**Set task:** Would you transcribe all of the data exactly, down to the last character?

(Dataset entries on figures)
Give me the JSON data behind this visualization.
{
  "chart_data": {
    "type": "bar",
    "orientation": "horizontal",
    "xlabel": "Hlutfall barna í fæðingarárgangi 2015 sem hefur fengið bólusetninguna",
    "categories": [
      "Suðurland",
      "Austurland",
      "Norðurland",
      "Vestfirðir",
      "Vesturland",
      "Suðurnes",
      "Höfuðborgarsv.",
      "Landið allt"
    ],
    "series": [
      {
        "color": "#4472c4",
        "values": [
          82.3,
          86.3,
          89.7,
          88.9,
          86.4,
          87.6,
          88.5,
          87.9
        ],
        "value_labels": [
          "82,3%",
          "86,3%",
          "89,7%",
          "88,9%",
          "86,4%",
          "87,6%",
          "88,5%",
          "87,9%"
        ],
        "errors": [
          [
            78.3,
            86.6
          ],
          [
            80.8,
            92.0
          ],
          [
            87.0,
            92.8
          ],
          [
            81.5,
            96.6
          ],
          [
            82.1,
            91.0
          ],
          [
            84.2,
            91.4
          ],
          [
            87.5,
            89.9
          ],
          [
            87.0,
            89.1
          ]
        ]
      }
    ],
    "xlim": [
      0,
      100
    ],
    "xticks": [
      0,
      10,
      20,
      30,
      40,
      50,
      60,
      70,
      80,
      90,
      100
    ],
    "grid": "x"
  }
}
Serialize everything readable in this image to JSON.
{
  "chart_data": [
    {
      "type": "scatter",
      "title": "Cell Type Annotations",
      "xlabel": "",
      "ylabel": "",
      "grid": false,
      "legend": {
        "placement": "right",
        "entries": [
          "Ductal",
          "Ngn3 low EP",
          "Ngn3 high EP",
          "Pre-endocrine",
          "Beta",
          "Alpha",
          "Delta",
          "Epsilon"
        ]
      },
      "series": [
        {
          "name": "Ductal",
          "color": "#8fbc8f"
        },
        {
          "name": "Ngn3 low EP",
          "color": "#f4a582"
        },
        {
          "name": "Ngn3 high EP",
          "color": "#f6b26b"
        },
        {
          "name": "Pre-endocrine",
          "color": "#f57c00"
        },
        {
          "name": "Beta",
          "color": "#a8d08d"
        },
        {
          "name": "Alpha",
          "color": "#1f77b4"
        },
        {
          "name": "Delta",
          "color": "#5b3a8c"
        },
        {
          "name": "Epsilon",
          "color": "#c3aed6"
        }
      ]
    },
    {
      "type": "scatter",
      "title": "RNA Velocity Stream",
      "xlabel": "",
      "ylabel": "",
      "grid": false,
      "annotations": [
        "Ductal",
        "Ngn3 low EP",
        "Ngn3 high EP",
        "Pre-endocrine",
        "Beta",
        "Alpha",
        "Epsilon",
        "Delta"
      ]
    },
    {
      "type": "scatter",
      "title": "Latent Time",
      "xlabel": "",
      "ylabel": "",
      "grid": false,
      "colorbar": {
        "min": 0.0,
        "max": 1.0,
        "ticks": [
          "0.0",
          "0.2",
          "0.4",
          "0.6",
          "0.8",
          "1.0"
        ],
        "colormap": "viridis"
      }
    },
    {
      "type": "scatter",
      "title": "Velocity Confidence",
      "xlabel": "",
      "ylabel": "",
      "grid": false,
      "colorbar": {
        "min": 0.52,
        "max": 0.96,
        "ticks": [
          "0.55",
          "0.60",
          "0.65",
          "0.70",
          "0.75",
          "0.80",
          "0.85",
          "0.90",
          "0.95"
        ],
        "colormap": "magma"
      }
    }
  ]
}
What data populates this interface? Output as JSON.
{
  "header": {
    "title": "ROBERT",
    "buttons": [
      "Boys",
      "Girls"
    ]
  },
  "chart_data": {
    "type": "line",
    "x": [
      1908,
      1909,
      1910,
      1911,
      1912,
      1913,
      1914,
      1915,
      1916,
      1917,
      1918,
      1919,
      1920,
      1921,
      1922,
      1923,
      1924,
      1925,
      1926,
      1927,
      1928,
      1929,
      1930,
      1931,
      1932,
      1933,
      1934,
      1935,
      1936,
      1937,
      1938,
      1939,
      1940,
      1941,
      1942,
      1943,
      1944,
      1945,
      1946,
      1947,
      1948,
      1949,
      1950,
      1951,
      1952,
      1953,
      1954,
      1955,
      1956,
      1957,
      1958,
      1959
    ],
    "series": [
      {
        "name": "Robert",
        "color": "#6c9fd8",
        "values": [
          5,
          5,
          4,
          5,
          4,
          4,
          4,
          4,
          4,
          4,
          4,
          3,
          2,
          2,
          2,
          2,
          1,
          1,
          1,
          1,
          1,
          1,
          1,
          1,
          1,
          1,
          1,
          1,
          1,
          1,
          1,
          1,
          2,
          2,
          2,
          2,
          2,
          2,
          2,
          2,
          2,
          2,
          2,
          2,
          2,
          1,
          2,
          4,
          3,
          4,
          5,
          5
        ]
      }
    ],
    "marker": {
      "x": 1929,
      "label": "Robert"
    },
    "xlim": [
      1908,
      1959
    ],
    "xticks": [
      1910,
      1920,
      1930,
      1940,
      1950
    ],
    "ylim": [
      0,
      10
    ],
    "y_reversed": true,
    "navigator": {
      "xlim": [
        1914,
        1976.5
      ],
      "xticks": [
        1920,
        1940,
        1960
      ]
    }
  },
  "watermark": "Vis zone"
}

**Response:**
Give me the JSON data behind this visualization.
{
  "chart_data": {
    "type": "bar",
    "orientation": "horizontal",
    "xlabel": "Hlutfall barna í fæðingarárgangi 2015 sem hefur fengið bólusetninguna",
    "categories": [
      "Suðurland",
      "Austurland",
      "Norðurland",
      "Vestfirðir",
      "Vesturland",
      "Suðurnes",
      "Höfuðborgarsv.",
      "Landið allt"
    ],
    "series": [
      {
        "color": "#4472c4",
        "values": [
          82.3,
          86.3,
          89.7,
          88.9,
          86.4,
          87.6,
          88.5,
          87.9
        ],
        "value_labels": [
          "82,3%",
          "86,3%",
          "89,7%",
          "88,9%",
          "86,4%",
          "87,6%",
          "88,5%",
          "87,9%"
        ],
        "errors": [
          [
            78.3,
            86.6
          ],
          [
            80.8,
            92.0
          ],
          [
            87.0,
            92.8
          ],
          [
            81.5,
            96.6
          ],
          [
            82.1,
            91.0
          ],
          [
            84.2,
            91.4
          ],
          [
            87.5,
            89.9
          ],
          [
            87.0,
            89.1
          ]
        ]
      }
    ],
    "xlim": [
      0,
      100
    ],
    "xticks": [
      0,
      10,
      20,
      30,
      40,
      50,
      60,
      70,
      80,
      90,
      100
    ],
    "grid": "x"
  }
}
Serialize everything readable in this image to JSON.
{
  "chart_data": [
    {
      "type": "scatter",
      "title": "Cell Type Annotations",
      "xlabel": "",
      "ylabel": "",
      "grid": false,
      "legend": {
        "placement": "right",
        "entries": [
          "Ductal",
          "Ngn3 low EP",
          "Ngn3 high EP",
          "Pre-endocrine",
          "Beta",
          "Alpha",
          "Delta",
          "Epsilon"
        ]
      },
      "series": [
        {
          "name": "Ductal",
          "color": "#8fbc8f"
        },
        {
          "name": "Ngn3 low EP",
          "color": "#f4a582"
        },
        {
          "name": "Ngn3 high EP",
          "color": "#f6b26b"
        },
        {
          "name": "Pre-endocrine",
          "color": "#f57c00"
        },
        {
          "name": "Beta",
          "color": "#a8d08d"
        },
        {
          "name": "Alpha",
          "color": "#1f77b4"
        },
        {
          "name": "Delta",
          "color": "#5b3a8c"
        },
        {
          "name": "Epsilon",
          "color": "#c3aed6"
        }
      ]
    },
    {
      "type": "scatter",
      "title": "RNA Velocity Stream",
      "xlabel": "",
      "ylabel": "",
      "grid": false,
      "annotations": [
        "Ductal",
        "Ngn3 low EP",
        "Ngn3 high EP",
        "Pre-endocrine",
        "Beta",
        "Alpha",
        "Epsilon",
        "Delta"
      ]
    },
    {
      "type": "scatter",
      "title": "Latent Time",
      "xlabel": "",
      "ylabel": "",
      "grid": false,
      "colorbar": {
        "min": 0.0,
        "max": 1.0,
        "ticks": [
          "0.0",
          "0.2",
          "0.4",
          "0.6",
          "0.8",
          "1.0"
        ],
        "colormap": "viridis"
      }
    },
    {
      "type": "scatter",
      "title": "Velocity Confidence",
      "xlabel": "",
      "ylabel": "",
      "grid": false,
      "colorbar": {
        "min": 0.52,
        "max": 0.96,
        "ticks": [
          "0.55",
          "0.60",
          "0.65",
          "0.70",
          "0.75",
          "0.80",
          "0.85",
          "0.90",
          "0.95"
        ],
        "colormap": "magma"
      }
    }
  ]
}
What data populates this interface? Output as JSON.
{
  "header": {
    "title": "ROBERT",
    "buttons": [
      "Boys",
      "Girls"
    ]
  },
  "chart_data": {
    "type": "line",
    "x": [
      1908,
      1909,
      1910,
      1911,
      1912,
      1913,
      1914,
      1915,
      1916,
      1917,
      1918,
      1919,
      1920,
      1921,
      1922,
      1923,
      1924,
      1925,
      1926,
      1927,
      1928,
      1929,
      1930,
      1931,
      1932,
      1933,
      1934,
      1935,
      1936,
      1937,
      1938,
      1939,
      1940,
      1941,
      1942,
      1943,
      1944,
      1945,
      1946,
      1947,
      1948,
      1949,
      1950,
      1951,
      1952,
      1953,
      1954,
      1955,
      1956,
      1957,
      1958,
      1959
    ],
    "series": [
      {
        "name": "Robert",
        "color": "#6c9fd8",
        "values": [
          5,
          5,
          4,
          5,
          4,
          4,
          4,
          4,
          4,
          4,
          4,
          3,
          2,
          2,
          2,
          2,
          1,
          1,
          1,
          1,
          1,
          1,
          1,
          1,
          1,
          1,
          1,
          1,
          1,
          1,
          1,
          1,
          2,
          2,
          2,
          2,
          2,
          2,
          2,
          2,
          2,
          2,
          2,
          2,
          2,
          1,
          2,
          4,
          3,
          4,
          5,
          5
        ]
      }
    ],
    "marker": {
      "x": 1929,
      "label": "Robert"
    },
    "xlim": [
      1908,
      1959
    ],
    "xticks": [
      1910,
      1920,
      1930,
      1940,
      1950
    ],
    "ylim": [
      0,
      10
    ],
    "y_reversed": true,
    "navigator": {
      "xlim": [
        1914,
        1976.5
      ],
      "xticks": [
        1920,
        1940,
        1960
      ]
    }
  },
  "watermark": "Vis zone"
}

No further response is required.